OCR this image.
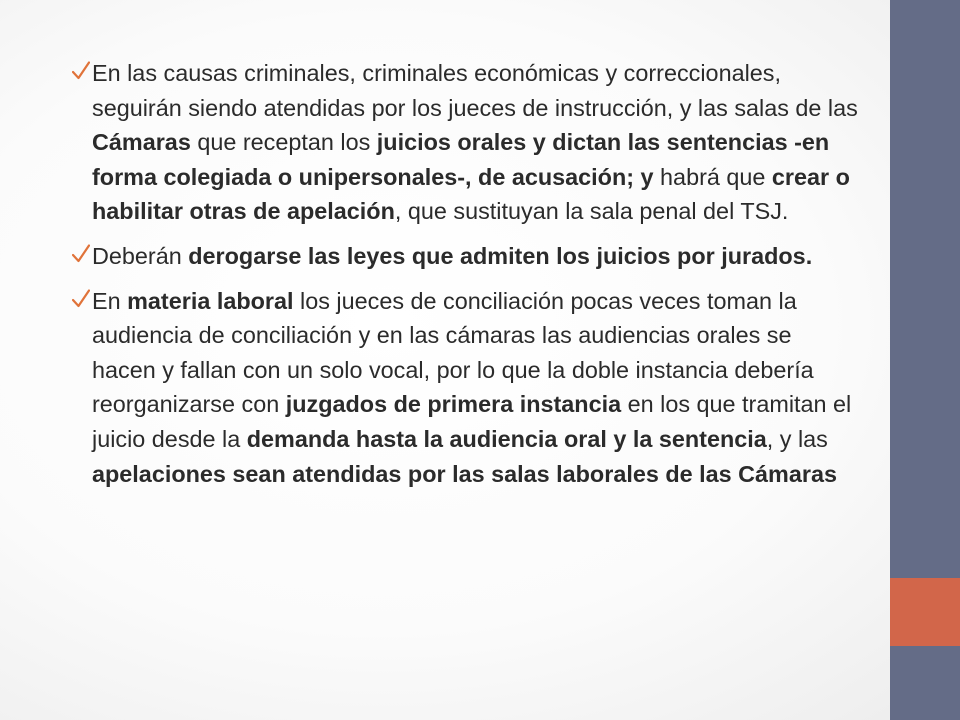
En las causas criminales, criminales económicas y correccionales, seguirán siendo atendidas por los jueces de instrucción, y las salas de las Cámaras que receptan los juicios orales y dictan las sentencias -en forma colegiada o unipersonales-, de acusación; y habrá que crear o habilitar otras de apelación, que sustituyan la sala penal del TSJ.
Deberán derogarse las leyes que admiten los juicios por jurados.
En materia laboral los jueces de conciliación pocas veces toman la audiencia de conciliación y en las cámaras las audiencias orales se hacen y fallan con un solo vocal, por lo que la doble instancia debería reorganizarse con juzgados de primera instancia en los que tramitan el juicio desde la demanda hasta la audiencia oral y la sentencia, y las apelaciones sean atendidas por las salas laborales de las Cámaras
· · · ·
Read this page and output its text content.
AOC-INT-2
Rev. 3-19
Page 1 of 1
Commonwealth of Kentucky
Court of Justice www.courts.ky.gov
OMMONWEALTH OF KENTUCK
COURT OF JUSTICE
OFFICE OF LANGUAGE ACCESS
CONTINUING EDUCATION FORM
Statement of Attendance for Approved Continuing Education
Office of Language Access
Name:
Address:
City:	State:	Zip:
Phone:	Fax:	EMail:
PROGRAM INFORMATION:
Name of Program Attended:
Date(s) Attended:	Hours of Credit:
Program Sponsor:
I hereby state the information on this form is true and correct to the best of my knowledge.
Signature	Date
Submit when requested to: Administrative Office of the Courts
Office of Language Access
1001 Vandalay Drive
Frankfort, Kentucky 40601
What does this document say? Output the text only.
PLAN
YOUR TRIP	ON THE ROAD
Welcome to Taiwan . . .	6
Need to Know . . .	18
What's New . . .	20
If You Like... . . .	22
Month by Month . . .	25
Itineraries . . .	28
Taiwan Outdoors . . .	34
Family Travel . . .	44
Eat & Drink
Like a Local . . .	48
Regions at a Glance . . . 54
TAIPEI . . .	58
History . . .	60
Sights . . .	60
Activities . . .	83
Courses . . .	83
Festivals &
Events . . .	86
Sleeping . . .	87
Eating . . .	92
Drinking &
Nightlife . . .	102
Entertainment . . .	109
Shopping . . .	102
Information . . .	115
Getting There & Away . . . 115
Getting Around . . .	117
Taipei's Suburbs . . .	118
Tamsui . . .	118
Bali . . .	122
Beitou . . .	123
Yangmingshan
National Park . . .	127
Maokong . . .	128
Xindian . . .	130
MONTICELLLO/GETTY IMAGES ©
· · · ·
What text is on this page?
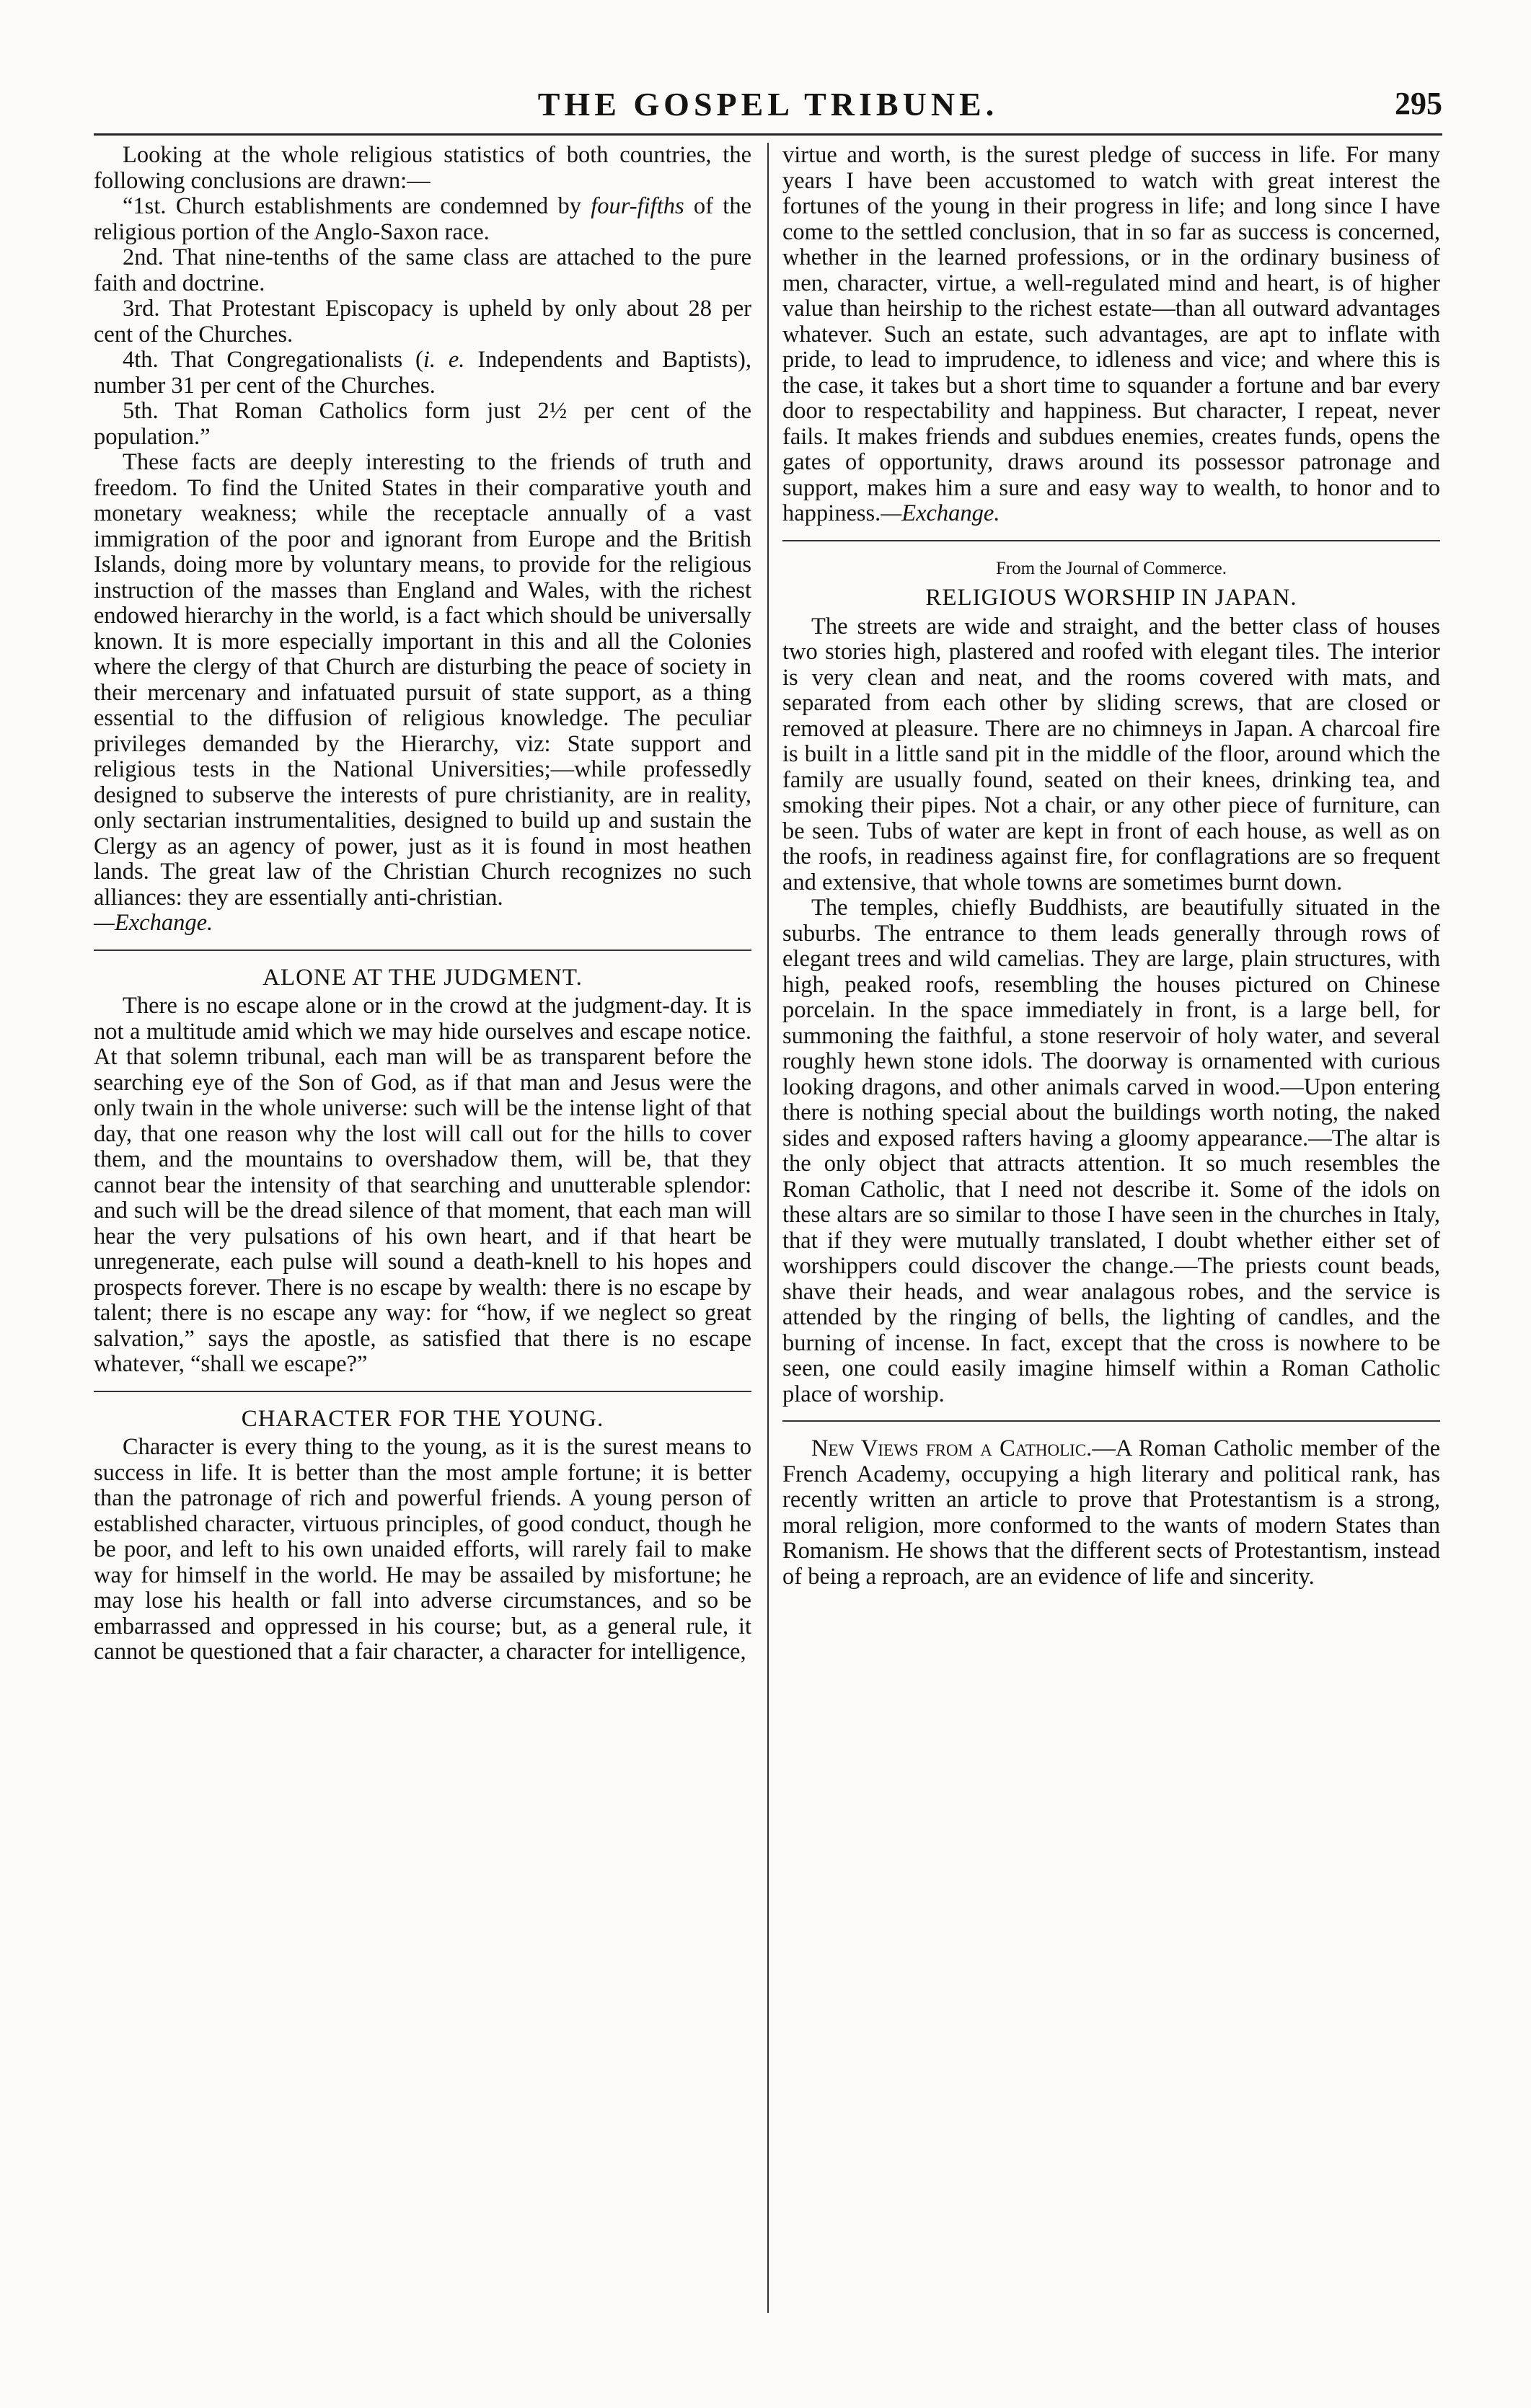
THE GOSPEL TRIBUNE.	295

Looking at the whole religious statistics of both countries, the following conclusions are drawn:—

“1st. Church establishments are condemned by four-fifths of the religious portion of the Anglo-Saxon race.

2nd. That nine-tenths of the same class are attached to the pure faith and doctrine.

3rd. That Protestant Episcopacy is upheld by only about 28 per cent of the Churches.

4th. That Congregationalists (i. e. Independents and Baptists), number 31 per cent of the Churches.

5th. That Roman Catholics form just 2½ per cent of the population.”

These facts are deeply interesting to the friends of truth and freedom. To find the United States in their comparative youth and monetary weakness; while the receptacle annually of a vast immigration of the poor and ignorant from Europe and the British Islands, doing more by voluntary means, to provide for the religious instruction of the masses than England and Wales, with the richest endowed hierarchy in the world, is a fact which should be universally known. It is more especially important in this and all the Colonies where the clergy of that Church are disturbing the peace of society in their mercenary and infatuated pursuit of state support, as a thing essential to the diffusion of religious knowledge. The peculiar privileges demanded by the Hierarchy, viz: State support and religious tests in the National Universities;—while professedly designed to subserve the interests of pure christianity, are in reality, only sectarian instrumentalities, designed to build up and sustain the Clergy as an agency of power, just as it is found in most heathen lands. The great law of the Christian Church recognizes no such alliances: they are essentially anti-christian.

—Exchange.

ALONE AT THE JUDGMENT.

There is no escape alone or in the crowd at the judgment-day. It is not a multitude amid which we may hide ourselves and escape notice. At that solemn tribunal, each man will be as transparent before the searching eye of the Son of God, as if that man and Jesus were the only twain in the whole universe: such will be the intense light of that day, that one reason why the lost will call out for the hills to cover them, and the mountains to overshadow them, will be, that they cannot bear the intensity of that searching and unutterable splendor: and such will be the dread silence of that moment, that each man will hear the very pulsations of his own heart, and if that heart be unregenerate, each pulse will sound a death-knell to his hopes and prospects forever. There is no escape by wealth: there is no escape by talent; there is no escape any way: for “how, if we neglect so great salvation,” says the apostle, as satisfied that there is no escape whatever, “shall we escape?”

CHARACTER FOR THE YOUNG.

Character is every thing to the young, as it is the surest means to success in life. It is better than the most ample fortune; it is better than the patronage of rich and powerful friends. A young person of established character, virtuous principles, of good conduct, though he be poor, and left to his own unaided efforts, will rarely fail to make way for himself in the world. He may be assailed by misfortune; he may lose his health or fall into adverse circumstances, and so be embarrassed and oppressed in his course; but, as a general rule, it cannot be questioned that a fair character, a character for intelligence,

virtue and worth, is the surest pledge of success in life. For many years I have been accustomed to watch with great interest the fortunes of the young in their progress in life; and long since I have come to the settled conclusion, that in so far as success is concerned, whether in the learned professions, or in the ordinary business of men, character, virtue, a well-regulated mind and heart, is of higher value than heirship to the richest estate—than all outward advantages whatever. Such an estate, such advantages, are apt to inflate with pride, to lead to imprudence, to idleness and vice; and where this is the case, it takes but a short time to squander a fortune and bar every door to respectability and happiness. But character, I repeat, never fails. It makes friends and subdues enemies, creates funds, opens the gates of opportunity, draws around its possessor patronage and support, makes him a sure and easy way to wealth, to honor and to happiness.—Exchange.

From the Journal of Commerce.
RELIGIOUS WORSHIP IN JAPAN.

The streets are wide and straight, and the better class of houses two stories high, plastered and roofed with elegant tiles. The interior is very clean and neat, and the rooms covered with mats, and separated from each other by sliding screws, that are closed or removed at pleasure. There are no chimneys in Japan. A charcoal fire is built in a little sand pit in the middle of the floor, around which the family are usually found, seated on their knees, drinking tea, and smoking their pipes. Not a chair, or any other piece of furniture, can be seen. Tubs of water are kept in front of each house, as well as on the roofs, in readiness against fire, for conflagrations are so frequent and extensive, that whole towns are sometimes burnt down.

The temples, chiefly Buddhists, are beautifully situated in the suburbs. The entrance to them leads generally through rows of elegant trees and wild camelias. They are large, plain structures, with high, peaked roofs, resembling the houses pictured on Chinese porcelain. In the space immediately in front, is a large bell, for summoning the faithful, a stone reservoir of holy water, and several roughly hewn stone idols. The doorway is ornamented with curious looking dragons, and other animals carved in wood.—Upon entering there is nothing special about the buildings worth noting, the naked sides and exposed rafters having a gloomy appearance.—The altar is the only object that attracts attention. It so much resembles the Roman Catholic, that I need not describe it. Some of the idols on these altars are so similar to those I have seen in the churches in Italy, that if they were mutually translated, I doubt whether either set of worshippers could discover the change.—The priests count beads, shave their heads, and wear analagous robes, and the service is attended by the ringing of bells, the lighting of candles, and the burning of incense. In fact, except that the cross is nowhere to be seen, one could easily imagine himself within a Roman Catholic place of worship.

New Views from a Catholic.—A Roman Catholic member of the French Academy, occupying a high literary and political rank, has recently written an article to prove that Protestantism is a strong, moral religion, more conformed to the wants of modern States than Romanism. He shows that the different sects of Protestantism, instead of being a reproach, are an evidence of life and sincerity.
· · · ·
**Job:** Scan the material above. Return every line containing the string "Exchange".

**Finished answer:**
—Exchange.
virtue and worth, is the surest pledge of success in life. For many years I have been accustomed to watch with great interest the fortunes of the young in their progress in life; and long since I have come to the settled conclusion, that in so far as success is concerned, whether in the learned professions, or in the ordinary business of men, character, virtue, a well-regulated mind and heart, is of higher value than heirship to the richest estate—than all outward advantages whatever. Such an estate, such advantages, are apt to inflate with pride, to lead to imprudence, to idleness and vice; and where this is the case, it takes but a short time to squander a fortune and bar every door to respectability and happiness. But character, I repeat, never fails. It makes friends and subdues enemies, creates funds, opens the gates of opportunity, draws around its possessor patronage and support, makes him a sure and easy way to wealth, to honor and to happiness.—Exchange.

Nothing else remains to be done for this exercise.